BEGIN Data listing

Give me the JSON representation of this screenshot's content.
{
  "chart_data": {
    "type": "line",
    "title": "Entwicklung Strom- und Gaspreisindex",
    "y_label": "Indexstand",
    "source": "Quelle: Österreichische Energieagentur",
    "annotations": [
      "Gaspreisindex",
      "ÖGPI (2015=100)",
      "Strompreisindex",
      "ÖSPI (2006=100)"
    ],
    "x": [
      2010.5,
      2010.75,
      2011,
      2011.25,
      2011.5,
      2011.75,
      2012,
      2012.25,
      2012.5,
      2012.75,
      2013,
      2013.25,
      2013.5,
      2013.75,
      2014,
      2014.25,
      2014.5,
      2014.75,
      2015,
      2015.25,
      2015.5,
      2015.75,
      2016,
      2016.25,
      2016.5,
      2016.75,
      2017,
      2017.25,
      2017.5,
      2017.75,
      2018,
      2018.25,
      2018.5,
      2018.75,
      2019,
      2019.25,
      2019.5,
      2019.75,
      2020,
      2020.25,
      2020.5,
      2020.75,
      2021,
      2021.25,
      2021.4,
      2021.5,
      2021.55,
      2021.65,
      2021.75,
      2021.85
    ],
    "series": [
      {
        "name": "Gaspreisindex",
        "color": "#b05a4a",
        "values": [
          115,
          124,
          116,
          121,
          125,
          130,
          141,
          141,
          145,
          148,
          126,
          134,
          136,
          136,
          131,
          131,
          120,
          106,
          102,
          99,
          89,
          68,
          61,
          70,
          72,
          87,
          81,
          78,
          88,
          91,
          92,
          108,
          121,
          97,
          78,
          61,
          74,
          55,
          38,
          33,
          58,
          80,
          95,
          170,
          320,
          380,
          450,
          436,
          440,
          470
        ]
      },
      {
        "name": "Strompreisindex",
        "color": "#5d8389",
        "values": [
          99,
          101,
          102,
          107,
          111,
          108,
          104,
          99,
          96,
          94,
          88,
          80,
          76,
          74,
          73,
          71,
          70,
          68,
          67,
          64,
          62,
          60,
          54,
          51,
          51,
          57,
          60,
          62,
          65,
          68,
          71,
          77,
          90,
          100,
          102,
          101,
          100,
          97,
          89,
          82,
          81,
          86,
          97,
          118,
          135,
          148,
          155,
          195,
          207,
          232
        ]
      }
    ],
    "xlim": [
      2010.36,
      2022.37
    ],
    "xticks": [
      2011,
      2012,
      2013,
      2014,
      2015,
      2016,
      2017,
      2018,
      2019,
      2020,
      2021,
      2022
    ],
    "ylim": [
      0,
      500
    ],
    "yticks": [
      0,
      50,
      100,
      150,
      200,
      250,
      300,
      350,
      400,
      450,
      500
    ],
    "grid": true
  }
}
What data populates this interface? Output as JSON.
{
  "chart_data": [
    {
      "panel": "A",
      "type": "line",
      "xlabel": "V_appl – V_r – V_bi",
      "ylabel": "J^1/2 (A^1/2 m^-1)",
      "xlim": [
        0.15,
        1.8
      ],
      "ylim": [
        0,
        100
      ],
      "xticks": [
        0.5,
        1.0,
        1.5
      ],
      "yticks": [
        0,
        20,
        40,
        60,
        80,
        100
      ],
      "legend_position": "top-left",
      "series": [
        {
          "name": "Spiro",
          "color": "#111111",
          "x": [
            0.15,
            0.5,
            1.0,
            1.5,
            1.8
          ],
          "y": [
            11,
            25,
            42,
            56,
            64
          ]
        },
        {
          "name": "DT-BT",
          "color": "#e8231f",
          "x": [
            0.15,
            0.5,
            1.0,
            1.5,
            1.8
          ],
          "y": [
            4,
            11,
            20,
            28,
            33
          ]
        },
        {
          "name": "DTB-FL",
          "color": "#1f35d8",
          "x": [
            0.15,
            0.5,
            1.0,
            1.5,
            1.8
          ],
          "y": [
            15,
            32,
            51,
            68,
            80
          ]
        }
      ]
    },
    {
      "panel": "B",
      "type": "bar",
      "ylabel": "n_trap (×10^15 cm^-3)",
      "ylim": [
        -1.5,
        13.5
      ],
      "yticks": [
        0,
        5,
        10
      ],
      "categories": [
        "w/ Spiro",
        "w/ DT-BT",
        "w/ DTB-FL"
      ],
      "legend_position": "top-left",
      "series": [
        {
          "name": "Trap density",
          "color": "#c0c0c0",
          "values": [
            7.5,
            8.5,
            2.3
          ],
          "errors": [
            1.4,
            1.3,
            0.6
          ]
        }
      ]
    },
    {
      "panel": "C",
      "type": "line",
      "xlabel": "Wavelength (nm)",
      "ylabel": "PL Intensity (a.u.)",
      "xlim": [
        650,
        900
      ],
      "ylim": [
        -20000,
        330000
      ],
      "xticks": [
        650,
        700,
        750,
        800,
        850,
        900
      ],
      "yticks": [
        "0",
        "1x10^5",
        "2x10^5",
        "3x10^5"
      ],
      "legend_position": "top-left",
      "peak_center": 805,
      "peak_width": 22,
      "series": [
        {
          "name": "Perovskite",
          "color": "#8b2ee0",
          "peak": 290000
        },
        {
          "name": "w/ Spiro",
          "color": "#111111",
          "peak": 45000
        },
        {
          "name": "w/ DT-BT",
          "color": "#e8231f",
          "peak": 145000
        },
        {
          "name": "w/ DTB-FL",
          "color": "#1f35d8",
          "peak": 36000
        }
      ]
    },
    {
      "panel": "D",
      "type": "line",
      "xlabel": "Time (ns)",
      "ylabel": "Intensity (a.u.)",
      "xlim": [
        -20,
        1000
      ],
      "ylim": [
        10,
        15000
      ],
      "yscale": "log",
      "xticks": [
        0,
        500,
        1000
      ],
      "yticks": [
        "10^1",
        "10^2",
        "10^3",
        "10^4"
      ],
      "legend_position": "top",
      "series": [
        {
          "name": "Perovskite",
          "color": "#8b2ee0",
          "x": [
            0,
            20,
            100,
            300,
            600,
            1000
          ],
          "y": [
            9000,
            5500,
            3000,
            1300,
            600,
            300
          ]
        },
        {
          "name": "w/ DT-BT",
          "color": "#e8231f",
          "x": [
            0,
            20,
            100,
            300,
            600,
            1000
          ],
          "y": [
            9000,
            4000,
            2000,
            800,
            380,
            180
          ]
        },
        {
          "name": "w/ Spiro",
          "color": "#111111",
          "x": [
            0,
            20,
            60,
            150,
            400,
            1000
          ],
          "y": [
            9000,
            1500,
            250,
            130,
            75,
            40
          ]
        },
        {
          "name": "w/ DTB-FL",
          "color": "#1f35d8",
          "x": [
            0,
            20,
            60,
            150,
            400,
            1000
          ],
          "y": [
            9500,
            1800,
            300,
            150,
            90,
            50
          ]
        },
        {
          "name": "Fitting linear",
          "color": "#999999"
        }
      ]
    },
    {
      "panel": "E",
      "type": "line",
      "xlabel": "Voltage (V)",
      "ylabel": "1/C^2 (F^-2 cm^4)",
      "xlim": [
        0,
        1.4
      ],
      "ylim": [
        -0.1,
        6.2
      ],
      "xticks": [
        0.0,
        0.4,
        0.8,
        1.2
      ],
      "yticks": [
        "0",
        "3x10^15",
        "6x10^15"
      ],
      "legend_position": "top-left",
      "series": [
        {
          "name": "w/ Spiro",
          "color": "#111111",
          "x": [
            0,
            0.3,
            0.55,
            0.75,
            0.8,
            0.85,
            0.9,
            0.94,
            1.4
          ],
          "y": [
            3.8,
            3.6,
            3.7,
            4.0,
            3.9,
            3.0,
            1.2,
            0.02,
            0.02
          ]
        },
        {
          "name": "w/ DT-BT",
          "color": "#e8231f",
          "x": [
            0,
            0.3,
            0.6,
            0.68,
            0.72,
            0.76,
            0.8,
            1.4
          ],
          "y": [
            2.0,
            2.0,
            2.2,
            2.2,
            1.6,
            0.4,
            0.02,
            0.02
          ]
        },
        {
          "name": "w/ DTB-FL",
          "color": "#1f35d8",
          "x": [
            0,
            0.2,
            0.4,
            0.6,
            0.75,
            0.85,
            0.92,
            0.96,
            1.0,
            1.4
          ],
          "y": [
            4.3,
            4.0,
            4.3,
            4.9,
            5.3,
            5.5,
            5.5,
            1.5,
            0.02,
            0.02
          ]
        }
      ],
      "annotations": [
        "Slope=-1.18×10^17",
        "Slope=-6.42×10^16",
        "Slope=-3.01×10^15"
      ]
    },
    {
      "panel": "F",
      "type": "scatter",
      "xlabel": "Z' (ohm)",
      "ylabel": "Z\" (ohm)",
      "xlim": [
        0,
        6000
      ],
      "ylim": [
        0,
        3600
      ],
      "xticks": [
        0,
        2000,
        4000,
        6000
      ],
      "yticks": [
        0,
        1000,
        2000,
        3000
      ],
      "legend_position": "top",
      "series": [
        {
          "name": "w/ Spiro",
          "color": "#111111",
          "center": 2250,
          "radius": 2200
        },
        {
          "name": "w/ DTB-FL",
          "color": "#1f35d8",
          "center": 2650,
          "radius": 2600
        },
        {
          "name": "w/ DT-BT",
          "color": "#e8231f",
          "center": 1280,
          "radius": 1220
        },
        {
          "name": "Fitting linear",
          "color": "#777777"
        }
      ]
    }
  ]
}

END Data listing

Given task = Say, as a bare number, how many lines in the entries above include the string "ylabel".

Response for this exercise = 6